START
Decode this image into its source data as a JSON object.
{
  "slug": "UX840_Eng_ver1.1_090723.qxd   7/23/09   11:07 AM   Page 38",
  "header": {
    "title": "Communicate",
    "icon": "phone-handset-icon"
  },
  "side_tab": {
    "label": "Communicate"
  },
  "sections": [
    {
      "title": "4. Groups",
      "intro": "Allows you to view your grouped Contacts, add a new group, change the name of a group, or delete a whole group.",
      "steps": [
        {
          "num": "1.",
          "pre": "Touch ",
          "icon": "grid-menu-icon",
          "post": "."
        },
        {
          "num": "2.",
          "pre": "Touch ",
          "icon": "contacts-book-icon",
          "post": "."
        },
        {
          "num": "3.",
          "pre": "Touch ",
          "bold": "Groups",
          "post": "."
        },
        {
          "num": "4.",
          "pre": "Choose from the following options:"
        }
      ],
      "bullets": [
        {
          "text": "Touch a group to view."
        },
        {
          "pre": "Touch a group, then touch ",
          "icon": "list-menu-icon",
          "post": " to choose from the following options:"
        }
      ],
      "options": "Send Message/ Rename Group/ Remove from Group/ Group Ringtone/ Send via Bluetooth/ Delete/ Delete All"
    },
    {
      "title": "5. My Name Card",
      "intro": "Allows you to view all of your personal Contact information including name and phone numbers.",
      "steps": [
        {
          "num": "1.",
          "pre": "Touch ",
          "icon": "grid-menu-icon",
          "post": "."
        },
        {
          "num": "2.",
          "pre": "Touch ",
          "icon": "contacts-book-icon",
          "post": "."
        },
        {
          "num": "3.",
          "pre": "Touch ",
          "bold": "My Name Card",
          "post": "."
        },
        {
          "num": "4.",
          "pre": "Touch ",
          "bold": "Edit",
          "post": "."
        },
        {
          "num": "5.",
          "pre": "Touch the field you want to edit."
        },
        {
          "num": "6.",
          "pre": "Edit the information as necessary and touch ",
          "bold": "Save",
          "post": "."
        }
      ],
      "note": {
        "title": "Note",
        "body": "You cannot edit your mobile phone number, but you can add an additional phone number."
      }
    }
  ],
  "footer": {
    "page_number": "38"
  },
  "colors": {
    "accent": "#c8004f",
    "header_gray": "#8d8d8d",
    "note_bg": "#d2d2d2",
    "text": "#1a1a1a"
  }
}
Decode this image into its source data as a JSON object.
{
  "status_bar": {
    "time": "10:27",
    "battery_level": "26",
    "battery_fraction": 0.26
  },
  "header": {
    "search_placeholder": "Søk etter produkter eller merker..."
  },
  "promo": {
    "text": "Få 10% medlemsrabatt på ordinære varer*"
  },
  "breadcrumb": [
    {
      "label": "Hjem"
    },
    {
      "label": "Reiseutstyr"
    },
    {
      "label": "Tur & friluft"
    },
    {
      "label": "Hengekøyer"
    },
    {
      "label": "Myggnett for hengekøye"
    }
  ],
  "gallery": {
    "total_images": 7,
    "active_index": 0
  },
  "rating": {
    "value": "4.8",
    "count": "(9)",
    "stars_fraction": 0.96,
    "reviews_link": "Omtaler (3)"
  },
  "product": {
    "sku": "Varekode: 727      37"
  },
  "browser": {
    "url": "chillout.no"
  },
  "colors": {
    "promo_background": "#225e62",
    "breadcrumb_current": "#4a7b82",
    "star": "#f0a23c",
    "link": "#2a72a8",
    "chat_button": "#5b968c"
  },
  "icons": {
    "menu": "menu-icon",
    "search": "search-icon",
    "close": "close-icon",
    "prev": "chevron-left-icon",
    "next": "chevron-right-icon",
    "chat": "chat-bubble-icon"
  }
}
END
EXERCISE:
Copy every record exactly as presented.

RESPONSE BELOW:
Decode this image into its source data as a JSON object.
{
  "slug": "UX840_Eng_ver1.1_090723.qxd   7/23/09   11:07 AM   Page 38",
  "header": {
    "title": "Communicate",
    "icon": "phone-handset-icon"
  },
  "side_tab": {
    "label": "Communicate"
  },
  "sections": [
    {
      "title": "4. Groups",
      "intro": "Allows you to view your grouped Contacts, add a new group, change the name of a group, or delete a whole group.",
      "steps": [
        {
          "num": "1.",
          "pre": "Touch ",
          "icon": "grid-menu-icon",
          "post": "."
        },
        {
          "num": "2.",
          "pre": "Touch ",
          "icon": "contacts-book-icon",
          "post": "."
        },
        {
          "num": "3.",
          "pre": "Touch ",
          "bold": "Groups",
          "post": "."
        },
        {
          "num": "4.",
          "pre": "Choose from the following options:"
        }
      ],
      "bullets": [
        {
          "text": "Touch a group to view."
        },
        {
          "pre": "Touch a group, then touch ",
          "icon": "list-menu-icon",
          "post": " to choose from the following options:"
        }
      ],
      "options": "Send Message/ Rename Group/ Remove from Group/ Group Ringtone/ Send via Bluetooth/ Delete/ Delete All"
    },
    {
      "title": "5. My Name Card",
      "intro": "Allows you to view all of your personal Contact information including name and phone numbers.",
      "steps": [
        {
          "num": "1.",
          "pre": "Touch ",
          "icon": "grid-menu-icon",
          "post": "."
        },
        {
          "num": "2.",
          "pre": "Touch ",
          "icon": "contacts-book-icon",
          "post": "."
        },
        {
          "num": "3.",
          "pre": "Touch ",
          "bold": "My Name Card",
          "post": "."
        },
        {
          "num": "4.",
          "pre": "Touch ",
          "bold": "Edit",
          "post": "."
        },
        {
          "num": "5.",
          "pre": "Touch the field you want to edit."
        },
        {
          "num": "6.",
          "pre": "Edit the information as necessary and touch ",
          "bold": "Save",
          "post": "."
        }
      ],
      "note": {
        "title": "Note",
        "body": "You cannot edit your mobile phone number, but you can add an additional phone number."
      }
    }
  ],
  "footer": {
    "page_number": "38"
  },
  "colors": {
    "accent": "#c8004f",
    "header_gray": "#8d8d8d",
    "note_bg": "#d2d2d2",
    "text": "#1a1a1a"
  }
}
Decode this image into its source data as a JSON object.
{
  "status_bar": {
    "time": "10:27",
    "battery_level": "26",
    "battery_fraction": 0.26
  },
  "header": {
    "search_placeholder": "Søk etter produkter eller merker..."
  },
  "promo": {
    "text": "Få 10% medlemsrabatt på ordinære varer*"
  },
  "breadcrumb": [
    {
      "label": "Hjem"
    },
    {
      "label": "Reiseutstyr"
    },
    {
      "label": "Tur & friluft"
    },
    {
      "label": "Hengekøyer"
    },
    {
      "label": "Myggnett for hengekøye"
    }
  ],
  "gallery": {
    "total_images": 7,
    "active_index": 0
  },
  "rating": {
    "value": "4.8",
    "count": "(9)",
    "stars_fraction": 0.96,
    "reviews_link": "Omtaler (3)"
  },
  "product": {
    "sku": "Varekode: 727      37"
  },
  "browser": {
    "url": "chillout.no"
  },
  "colors": {
    "promo_background": "#225e62",
    "breadcrumb_current": "#4a7b82",
    "star": "#f0a23c",
    "link": "#2a72a8",
    "chat_button": "#5b968c"
  },
  "icons": {
    "menu": "menu-icon",
    "search": "search-icon",
    "close": "close-icon",
    "prev": "chevron-left-icon",
    "next": "chevron-right-icon",
    "chat": "chat-bubble-icon"
  }
}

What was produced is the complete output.